Check each line of the material. Copy those containing "exit".

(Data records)
--- start ---
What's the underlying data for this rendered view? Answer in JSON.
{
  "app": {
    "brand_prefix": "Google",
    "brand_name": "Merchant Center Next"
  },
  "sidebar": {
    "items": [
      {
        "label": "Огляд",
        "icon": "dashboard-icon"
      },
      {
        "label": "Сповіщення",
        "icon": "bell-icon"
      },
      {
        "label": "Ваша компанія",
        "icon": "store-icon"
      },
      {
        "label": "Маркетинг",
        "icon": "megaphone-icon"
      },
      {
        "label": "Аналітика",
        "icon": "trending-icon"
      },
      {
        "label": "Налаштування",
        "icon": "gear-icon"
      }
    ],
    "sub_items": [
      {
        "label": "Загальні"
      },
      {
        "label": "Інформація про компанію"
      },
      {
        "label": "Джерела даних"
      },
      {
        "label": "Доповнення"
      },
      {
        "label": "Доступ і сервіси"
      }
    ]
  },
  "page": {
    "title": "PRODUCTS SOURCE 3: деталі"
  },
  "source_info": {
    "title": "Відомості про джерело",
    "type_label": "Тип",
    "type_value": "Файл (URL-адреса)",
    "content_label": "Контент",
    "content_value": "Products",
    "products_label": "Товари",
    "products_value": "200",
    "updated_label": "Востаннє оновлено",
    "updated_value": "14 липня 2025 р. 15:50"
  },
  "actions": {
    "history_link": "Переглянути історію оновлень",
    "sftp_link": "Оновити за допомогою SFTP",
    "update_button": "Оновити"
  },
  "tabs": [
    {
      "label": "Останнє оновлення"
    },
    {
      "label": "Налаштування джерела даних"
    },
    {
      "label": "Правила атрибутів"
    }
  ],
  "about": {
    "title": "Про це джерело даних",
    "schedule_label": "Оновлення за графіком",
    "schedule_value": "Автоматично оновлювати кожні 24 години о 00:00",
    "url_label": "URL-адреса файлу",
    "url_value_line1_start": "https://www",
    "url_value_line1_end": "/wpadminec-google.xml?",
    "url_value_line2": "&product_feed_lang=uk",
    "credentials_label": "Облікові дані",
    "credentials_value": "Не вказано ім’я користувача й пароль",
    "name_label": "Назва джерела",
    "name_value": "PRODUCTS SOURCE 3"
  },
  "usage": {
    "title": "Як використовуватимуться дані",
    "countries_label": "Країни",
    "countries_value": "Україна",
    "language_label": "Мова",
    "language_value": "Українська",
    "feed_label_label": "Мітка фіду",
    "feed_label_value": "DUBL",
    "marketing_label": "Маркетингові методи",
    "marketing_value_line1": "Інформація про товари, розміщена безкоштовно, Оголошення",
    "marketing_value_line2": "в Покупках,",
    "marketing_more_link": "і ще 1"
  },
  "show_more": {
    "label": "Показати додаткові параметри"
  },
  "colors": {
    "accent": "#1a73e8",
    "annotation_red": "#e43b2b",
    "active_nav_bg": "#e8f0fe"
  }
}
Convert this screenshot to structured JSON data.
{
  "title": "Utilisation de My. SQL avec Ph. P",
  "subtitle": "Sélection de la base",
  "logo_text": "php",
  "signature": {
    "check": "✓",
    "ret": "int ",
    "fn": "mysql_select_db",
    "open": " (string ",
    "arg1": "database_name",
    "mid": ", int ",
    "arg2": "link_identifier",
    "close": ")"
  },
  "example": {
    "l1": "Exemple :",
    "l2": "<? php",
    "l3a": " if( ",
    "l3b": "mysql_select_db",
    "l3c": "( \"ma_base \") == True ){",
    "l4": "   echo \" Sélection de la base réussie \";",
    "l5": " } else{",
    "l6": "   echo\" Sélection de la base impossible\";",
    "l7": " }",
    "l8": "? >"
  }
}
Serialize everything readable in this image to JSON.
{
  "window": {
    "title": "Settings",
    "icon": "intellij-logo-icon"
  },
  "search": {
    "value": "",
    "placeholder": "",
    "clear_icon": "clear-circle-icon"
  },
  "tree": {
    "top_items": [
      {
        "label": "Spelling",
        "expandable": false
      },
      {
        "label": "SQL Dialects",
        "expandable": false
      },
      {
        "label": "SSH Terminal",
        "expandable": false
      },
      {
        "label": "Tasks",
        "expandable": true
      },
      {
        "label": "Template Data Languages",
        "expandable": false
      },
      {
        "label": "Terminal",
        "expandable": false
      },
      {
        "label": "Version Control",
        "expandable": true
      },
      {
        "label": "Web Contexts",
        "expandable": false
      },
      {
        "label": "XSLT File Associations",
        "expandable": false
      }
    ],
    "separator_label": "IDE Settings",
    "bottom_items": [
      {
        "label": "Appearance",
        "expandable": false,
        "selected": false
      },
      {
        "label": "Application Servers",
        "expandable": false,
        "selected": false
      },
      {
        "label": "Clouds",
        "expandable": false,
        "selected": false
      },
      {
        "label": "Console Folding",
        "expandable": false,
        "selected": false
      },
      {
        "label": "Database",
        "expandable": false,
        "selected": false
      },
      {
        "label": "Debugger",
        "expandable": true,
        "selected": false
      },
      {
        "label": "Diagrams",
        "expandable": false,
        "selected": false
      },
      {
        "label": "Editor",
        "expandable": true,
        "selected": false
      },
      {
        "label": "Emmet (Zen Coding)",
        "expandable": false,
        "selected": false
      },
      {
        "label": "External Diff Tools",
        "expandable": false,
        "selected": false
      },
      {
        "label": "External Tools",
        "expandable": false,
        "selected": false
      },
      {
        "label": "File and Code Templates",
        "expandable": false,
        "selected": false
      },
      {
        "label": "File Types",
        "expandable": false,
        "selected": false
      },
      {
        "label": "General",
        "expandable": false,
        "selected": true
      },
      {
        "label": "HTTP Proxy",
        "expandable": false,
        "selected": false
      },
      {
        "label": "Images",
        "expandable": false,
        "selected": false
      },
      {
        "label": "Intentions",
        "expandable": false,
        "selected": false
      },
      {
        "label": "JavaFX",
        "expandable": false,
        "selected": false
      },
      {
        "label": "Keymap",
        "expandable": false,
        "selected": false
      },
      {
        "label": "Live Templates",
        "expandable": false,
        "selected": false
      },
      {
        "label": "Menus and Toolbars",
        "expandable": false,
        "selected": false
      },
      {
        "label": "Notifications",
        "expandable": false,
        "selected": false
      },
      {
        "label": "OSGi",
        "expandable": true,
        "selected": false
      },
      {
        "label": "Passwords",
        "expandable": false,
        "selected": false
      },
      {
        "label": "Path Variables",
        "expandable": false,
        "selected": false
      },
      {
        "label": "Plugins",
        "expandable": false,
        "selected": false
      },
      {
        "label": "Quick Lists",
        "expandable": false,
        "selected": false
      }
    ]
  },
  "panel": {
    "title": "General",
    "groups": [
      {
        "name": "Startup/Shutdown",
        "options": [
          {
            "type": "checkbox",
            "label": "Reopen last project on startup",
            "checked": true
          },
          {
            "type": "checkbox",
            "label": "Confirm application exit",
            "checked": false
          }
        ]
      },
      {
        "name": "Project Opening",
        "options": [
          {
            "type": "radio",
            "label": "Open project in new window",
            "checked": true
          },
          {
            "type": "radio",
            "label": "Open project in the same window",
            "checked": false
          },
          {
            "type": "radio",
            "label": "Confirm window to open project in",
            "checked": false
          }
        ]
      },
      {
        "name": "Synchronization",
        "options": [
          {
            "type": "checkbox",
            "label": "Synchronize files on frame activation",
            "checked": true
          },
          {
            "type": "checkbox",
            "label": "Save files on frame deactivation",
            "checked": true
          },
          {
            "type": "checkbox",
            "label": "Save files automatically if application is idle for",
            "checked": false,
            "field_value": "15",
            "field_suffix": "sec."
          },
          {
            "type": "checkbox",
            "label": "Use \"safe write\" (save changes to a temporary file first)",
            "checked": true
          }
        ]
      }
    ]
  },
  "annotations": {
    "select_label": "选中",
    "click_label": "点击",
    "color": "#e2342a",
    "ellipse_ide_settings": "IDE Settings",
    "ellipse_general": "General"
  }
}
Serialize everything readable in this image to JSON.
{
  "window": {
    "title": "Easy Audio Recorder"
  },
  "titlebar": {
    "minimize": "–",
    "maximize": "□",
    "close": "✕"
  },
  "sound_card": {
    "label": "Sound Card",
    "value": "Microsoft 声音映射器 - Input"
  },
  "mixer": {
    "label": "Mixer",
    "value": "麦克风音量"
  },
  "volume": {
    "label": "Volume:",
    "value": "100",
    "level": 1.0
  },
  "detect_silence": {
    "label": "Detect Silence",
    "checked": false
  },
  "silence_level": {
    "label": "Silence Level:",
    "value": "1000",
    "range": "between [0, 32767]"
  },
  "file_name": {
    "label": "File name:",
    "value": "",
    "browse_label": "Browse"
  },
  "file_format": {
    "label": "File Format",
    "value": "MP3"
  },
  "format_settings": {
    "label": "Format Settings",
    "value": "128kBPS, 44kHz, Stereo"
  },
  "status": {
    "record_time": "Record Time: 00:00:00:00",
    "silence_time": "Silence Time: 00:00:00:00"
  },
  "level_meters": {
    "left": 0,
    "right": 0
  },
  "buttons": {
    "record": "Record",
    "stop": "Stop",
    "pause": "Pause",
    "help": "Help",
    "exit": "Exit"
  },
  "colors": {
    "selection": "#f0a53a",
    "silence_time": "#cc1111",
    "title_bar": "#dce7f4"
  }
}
--- end ---
● **RESPONSE FOR THIS EXERCISE**
            "label": "Confirm application exit",
    "exit": "Exit"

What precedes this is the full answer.